• [Excerpted text]

— begin —

So, you have a picture of this inhospitable wilderness with its even less hospitable roads. By contrast, in the time of King Solomon, 10th century B.C.E., the King ordered the roads approaching Jerusalem covered with basalt, a dark, dense igneous rock from lava flow that gave a smoother surface and black appearance to the road. The King’s purpose in putting down the basalt was to demonstrate his riches and his largesse, but also to make it easier for pilgrims to reach Jerusalem, and to facilitate his own travels. All such surfaced and artificially made roads were originally built and maintained for the use of the King, and so, they were called The King’s Highway. The ancient historian Josephus included that in his history of the period.
The King’s Highway. You did know I was going somewhere with that, didn’t you? Our address here is 8 The King’s Highway, Newcastle, Maine. We have three weeks to repair the highway before the King arrives at # 8. Considering the gospel this morning, John the Baptist has given us a formula to get that highway ready for the King, to prepare the way, and repentance is the watchword. ”Prepare the way of the Lord,” John declares to his listeners. “Make straight paths for him.” Make ready the road by which the Lord is coming.
How do we do that? How do we make straight those paths? By asking before God, What do I need to repent of? How many times did I not say the kind thing, but rather the easy sarcastic remark? How many times did I make a joke at someone else’s expense? To guide us we can simply lift the series of commandments right out of the first chapter of Isaiah: “Wash and make yourselves clean. Take your evil deeds out of my sight! Stop doing wrong, learn to do right! Seek justice, encourage the oppressed. Defend the cause of the fatherless, plead the case of the widow.”
John the Baptist was probably originally dedicated at the Temple by his observant parents. If you recall, his father Zachariah was a priest. This is not unlike our being baptized, christened or dedicated by our parents as infants. But it was John’s own resolve, the product of brooding and prayer, that led him to the understanding that life for him was more than acceptance of what the days might bring, of letting life happen to him. A life was given for a God-ordained task, and John disciplined himself toward this holy end. He chose a desert as his place to draw close to God. He was ascetic in his dress and in his eating habits and dwelt in solitude. Unlike ourselves, he was a stern realist in matters of right and wrong. We debate relativities; John would argue to err on the side of scruple rather than laxity. He was the embodiment of integrity in daily life, and although we might not even want to strive for the level of holiness that was his way of life, it’s good to have such a model to inspire and translate as we can into our lives in the twenty-first century.

— end —

• [Stated exercise A] Sum up the King's Highway passage in two sentences.
• [Stated exercise B] For each statement, decide whether the King's Highway passage supports it, answering yes or no and quoting the words that settle it: (i) King Solomon put down basalt partly to make it easier for pilgrims to reach Jerusalem. (ii) John the Baptist chose a city as his place to draw close to God. (iii) The address given is 8 The King's Highway, Newcastle, Maine.
• [Stated exercise C] Reproduce the King's Highway passage between the words "The King’s Highway. You" and "Lord is coming.", inclusive.
The lines that follow play no part in any of these tasks.

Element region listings
— begin —

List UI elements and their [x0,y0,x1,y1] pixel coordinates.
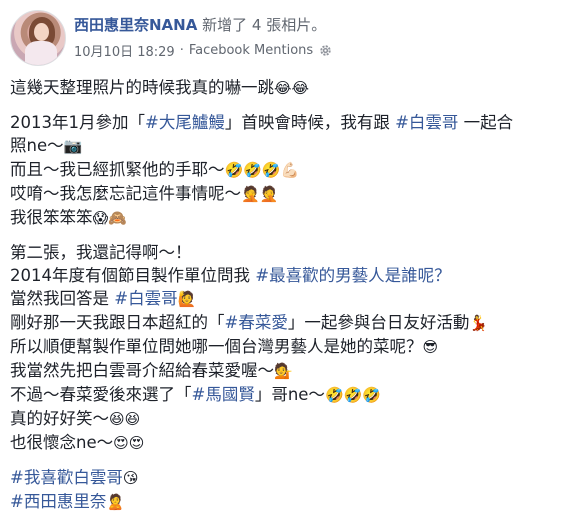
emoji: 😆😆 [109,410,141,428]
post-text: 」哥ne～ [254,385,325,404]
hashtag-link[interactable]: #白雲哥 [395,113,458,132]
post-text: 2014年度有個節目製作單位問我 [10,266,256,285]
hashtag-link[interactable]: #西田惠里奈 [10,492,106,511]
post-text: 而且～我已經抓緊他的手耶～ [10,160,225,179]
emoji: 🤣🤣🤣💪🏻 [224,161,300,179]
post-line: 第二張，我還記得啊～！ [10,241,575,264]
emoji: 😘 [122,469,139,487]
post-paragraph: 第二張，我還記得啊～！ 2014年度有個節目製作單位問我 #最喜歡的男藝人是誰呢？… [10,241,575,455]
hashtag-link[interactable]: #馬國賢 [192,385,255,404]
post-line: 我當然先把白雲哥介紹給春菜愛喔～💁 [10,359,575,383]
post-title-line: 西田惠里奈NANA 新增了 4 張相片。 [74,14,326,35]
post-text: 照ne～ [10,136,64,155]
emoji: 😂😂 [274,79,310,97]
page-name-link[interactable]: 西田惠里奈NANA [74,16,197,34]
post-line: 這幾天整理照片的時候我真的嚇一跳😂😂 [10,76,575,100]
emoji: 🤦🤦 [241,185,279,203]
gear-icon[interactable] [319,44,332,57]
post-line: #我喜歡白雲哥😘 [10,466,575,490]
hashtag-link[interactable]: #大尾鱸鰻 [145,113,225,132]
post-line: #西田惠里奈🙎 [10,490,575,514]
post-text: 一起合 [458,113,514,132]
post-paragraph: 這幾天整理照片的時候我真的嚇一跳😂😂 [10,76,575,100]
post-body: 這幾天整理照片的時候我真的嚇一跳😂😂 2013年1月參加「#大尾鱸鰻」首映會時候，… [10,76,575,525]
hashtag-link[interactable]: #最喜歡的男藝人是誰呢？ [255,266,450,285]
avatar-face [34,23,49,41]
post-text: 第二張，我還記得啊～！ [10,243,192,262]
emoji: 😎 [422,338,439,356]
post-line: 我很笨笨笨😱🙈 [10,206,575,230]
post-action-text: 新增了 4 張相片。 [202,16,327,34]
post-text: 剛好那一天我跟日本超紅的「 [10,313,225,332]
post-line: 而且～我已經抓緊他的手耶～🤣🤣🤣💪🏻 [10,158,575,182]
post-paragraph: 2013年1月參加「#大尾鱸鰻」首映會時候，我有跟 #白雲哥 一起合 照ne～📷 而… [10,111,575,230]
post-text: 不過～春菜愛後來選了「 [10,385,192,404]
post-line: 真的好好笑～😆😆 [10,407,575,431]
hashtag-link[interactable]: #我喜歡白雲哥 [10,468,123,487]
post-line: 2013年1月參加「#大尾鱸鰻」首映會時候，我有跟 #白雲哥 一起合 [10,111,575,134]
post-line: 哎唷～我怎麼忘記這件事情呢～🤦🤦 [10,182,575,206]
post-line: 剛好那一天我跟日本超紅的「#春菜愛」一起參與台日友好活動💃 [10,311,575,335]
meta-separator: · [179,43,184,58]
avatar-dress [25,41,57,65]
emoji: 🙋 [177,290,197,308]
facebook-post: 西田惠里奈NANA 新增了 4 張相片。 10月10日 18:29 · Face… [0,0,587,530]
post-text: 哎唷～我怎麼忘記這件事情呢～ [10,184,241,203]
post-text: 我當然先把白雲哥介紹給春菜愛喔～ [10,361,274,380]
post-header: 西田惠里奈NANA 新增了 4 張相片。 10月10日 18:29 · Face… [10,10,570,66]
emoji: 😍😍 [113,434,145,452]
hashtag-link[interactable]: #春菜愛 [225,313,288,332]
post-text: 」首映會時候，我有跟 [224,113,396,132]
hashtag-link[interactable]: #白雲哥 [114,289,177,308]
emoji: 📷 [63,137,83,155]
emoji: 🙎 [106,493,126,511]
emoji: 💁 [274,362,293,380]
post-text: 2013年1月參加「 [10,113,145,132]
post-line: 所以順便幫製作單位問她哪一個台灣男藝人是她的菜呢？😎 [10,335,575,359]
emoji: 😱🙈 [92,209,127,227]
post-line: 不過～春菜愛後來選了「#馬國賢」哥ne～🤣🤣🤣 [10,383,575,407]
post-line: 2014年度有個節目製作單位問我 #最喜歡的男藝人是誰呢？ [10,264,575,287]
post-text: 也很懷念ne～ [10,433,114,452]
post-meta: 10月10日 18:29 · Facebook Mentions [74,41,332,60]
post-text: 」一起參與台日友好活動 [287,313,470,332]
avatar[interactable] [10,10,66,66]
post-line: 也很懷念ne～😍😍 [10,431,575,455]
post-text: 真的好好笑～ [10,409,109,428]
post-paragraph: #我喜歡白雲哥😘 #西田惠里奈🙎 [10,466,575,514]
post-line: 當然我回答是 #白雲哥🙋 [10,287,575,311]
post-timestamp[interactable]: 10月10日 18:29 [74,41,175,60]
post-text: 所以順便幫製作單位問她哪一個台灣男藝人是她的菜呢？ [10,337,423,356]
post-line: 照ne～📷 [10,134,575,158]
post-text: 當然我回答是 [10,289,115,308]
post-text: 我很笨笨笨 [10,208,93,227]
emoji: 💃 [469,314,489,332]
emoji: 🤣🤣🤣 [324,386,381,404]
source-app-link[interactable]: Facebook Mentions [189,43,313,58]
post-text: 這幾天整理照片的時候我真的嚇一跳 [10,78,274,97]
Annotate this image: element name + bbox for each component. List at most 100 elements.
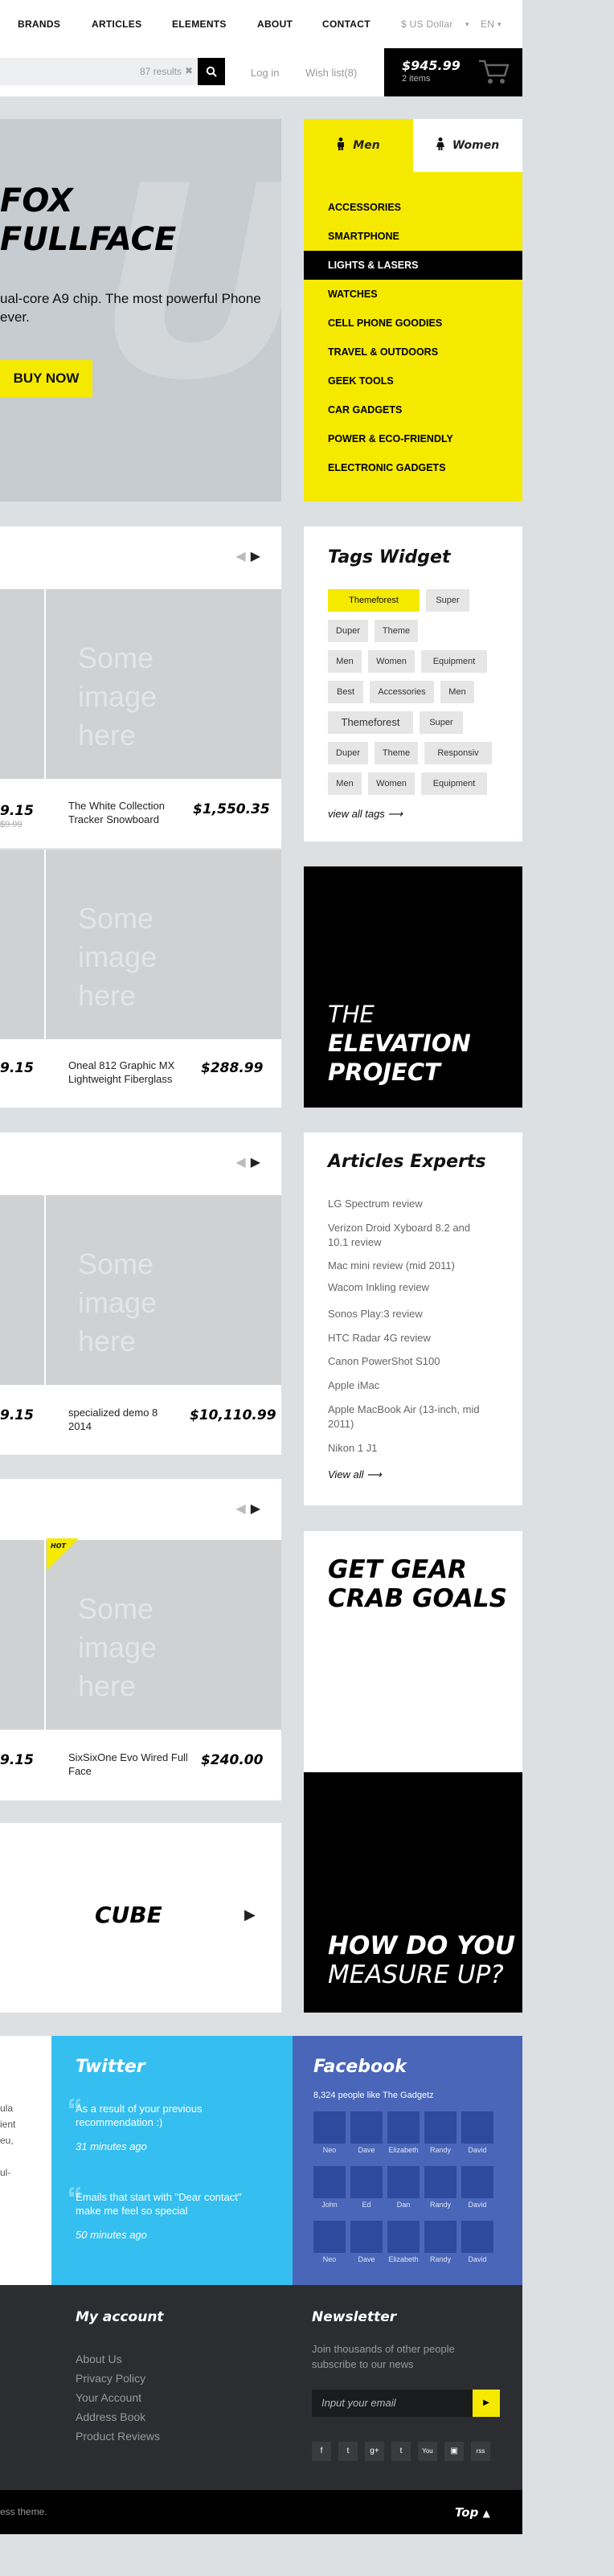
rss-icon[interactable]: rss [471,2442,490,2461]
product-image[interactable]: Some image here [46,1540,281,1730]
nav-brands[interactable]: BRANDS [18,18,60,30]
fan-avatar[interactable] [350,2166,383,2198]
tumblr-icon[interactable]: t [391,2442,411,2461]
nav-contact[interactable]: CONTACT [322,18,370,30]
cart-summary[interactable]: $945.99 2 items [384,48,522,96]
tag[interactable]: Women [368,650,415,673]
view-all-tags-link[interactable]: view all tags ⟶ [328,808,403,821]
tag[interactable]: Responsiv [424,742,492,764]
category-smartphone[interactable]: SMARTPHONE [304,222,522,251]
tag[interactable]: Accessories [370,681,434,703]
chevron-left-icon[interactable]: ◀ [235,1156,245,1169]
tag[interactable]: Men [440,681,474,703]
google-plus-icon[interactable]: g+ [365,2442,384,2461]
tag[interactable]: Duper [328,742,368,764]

— end —

• [Task solution A] In the 10th century B.C.E., King Solomon ordered the roads approaching Jerusalem covered with basalt, and such surfaced roads, built and maintained for the King's use, were called The King's Highway. Drawing on John the Baptist's call to prepare the way of the Lord, the passage names repentance as the watchword and holds up John, a stern realist in matters of right and wrong, as a model of integrity in daily life.

• [Task solution B]
(i) Yes: "but also to make it easier for pilgrims to reach Jerusalem"
(ii) No: "He chose a desert as his place to draw close to God."
(iii) Yes: "Our address here is 8 The King’s Highway, Newcastle, Maine."

• [Task solution C]
The King’s Highway. You did know I was going somewhere with that, didn’t you? Our address here is 8 The King’s Highway, Newcastle, Maine. We have three weeks to repair the highway before the King arrives at # 8. Considering the gospel this morning, John the Baptist has given us a formula to get that highway ready for the King, to prepare the way, and repentance is the watchword. ”Prepare the way of the Lord,” John declares to his listeners. “Make straight paths for him.” Make ready the road by which the Lord is coming.